**Problem requirements:** How many of the lines contain the string "typer"? Give the number, with no other words.

>> BEGIN

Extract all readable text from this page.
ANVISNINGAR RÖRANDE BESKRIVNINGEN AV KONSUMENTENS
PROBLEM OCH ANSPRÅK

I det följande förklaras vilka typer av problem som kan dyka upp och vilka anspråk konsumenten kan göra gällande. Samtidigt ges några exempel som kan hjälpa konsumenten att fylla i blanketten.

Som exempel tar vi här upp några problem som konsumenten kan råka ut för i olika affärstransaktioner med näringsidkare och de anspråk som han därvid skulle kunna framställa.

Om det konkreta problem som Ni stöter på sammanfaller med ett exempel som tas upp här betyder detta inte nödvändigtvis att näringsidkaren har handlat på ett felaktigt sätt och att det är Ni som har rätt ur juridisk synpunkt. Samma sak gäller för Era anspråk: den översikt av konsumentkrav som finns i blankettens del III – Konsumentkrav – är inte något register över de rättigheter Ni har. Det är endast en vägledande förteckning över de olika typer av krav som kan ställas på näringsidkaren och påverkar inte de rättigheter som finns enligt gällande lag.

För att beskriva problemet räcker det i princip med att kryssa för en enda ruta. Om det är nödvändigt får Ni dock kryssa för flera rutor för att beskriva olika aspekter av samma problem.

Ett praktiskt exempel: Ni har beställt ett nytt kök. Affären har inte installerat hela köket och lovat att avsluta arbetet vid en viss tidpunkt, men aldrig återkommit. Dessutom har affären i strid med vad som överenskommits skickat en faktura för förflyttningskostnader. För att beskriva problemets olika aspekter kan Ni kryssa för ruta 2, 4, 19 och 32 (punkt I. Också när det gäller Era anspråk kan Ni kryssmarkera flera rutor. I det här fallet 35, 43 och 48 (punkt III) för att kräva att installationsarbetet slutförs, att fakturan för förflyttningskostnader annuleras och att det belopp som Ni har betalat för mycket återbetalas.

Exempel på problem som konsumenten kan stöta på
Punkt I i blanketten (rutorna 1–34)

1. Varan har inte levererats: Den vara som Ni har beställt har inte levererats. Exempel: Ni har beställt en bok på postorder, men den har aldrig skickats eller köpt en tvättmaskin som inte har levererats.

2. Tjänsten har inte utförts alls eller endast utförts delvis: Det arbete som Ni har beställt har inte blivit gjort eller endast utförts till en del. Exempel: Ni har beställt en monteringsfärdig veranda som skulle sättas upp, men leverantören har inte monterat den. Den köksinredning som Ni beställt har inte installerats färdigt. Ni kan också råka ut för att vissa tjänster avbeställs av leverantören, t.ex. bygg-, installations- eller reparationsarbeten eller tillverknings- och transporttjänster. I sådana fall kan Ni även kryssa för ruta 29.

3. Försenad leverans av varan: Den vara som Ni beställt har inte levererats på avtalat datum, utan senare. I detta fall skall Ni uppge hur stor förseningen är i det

>> END

**Expected answer:** 2